DOCUMENTTEKST -
8. Effecten voor burgers, bedrijven en overheid

Onderhavige wijziging van de Wsv heeft geen effecten voor burgers en bedrijven. Het wetsvoorstel heeft uitsluitend betrekking op de verhouding tussen overheden. Voor de betrokken gemeenten zal sprake zijn van een daling van de bestuurslasten omdat de informatie- en controle-intensiteit afneemt. Voor de provincies zal sprake zijn van een lichte toename van de bestuurslasten waar het gaat om de verantwoording aan het Rijk over de verdeling van het provinciaal budget, maar anderzijds zullen met de introductie van single information en single audit de lasten van het beoordelen van de bestedingen van de niet-rechtstreekse gemeenten afnemen. De voorgestelde wetswijziging is voorts voor een toets op handhaafbaarheid en uitvoerbaarheid voorgelegd aan een daarvoor ingestelde interne VROM/DGW-toetsgroep. Die toetsgroep heeft een toetsing niet nodig geacht, omdat het om een beperkte wijziging van overwegend technische aard gaat.

II ARTIKELSGEWIJS

Artikel I

Onderdeel A

Voor meer informatie over de achtergrond van deze wijziging wordt verwezen naar punt 7 van het algemeen deel van deze memorie van toelichting.

AANGELEVERD MATERIAAL -

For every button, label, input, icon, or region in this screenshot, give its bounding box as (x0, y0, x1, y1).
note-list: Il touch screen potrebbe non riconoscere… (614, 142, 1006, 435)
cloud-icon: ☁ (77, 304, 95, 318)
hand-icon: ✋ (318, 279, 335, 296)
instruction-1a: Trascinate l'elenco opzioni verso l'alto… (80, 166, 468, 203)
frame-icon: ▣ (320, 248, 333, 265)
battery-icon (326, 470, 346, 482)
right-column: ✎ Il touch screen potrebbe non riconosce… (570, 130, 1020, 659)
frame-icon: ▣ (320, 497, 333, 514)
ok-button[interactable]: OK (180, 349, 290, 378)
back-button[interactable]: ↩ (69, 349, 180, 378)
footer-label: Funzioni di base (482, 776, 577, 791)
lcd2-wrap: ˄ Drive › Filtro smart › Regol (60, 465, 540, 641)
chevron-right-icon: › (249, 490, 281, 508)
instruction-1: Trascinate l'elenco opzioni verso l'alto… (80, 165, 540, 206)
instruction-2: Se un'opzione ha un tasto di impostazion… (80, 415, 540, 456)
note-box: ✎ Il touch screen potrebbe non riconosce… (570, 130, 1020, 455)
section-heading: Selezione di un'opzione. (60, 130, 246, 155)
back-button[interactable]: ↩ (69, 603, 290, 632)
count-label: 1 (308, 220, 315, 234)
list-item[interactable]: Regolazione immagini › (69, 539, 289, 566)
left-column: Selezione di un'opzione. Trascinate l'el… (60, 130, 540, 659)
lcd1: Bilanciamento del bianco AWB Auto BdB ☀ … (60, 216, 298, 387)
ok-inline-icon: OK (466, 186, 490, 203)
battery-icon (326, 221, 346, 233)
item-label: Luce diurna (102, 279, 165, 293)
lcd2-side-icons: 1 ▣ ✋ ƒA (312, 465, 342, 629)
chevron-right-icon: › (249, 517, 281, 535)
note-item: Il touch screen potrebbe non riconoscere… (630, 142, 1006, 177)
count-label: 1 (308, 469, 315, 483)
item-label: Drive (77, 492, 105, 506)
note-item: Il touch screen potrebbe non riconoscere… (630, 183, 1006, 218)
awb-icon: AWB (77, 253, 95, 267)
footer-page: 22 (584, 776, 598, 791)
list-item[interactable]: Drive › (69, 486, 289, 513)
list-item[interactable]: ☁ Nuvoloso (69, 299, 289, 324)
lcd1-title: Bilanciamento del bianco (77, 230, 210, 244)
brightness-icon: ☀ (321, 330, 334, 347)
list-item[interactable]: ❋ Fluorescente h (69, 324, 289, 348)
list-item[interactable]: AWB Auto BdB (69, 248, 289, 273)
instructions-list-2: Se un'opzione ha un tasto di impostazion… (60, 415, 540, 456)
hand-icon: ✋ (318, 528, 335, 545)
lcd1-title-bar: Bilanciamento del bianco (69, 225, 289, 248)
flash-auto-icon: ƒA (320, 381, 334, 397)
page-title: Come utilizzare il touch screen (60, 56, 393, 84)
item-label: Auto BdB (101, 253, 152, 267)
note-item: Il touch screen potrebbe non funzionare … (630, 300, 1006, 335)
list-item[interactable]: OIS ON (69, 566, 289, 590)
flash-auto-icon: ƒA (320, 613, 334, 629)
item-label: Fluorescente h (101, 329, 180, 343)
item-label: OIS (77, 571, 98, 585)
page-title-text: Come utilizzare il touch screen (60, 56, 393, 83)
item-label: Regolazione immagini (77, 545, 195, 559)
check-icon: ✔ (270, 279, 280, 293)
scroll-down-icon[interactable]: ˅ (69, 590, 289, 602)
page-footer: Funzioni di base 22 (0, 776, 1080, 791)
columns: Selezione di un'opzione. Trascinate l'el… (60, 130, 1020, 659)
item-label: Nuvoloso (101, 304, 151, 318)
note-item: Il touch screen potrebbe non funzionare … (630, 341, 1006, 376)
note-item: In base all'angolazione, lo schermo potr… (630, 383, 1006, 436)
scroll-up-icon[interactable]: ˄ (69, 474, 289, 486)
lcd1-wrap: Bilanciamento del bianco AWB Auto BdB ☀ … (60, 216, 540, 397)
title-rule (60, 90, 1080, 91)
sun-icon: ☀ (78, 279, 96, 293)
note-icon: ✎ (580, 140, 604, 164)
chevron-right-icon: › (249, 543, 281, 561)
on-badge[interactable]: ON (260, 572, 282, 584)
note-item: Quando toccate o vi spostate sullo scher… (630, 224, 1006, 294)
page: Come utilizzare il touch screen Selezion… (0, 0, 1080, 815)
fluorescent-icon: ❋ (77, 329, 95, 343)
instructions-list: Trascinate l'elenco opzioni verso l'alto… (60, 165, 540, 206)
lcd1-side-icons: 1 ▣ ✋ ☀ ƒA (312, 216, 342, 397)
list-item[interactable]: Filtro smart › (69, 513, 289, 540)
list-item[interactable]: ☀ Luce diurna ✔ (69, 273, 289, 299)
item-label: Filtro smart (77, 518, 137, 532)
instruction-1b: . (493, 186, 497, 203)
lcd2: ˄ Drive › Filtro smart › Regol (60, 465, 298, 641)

OPDRACHTEN -
a: Beantwoord deze vragen over de tekst over de wijziging van de Wsv:
(i) Voor welke twee groepen heeft de wijziging geen effecten?
(ii) Waarom vond de interne VROM/DGW-toetsgroep een toetsing niet nodig?
(iii) Naar welk punt van het algemeen deel van de memorie van toelichting wordt bij Onderdeel A verwezen?
b: Haal alstublieft letterlijk uit de tekst over de wijziging van de Wsv het gedeelte vanaf "Onderdeel A" tot en met "memorie van toelichting.".

ANTWOORDEN HIERONDER -
a:
(i) Voor burgers en bedrijven.
(ii) Omdat het om een beperkte wijziging van overwegend technische aard gaat.
(iii) Naar punt 7.

b:
Onderdeel A

Voor meer informatie over de achtergrond van deze wijziging wordt verwezen naar punt 7 van het algemeen deel van deze memorie van toelichting.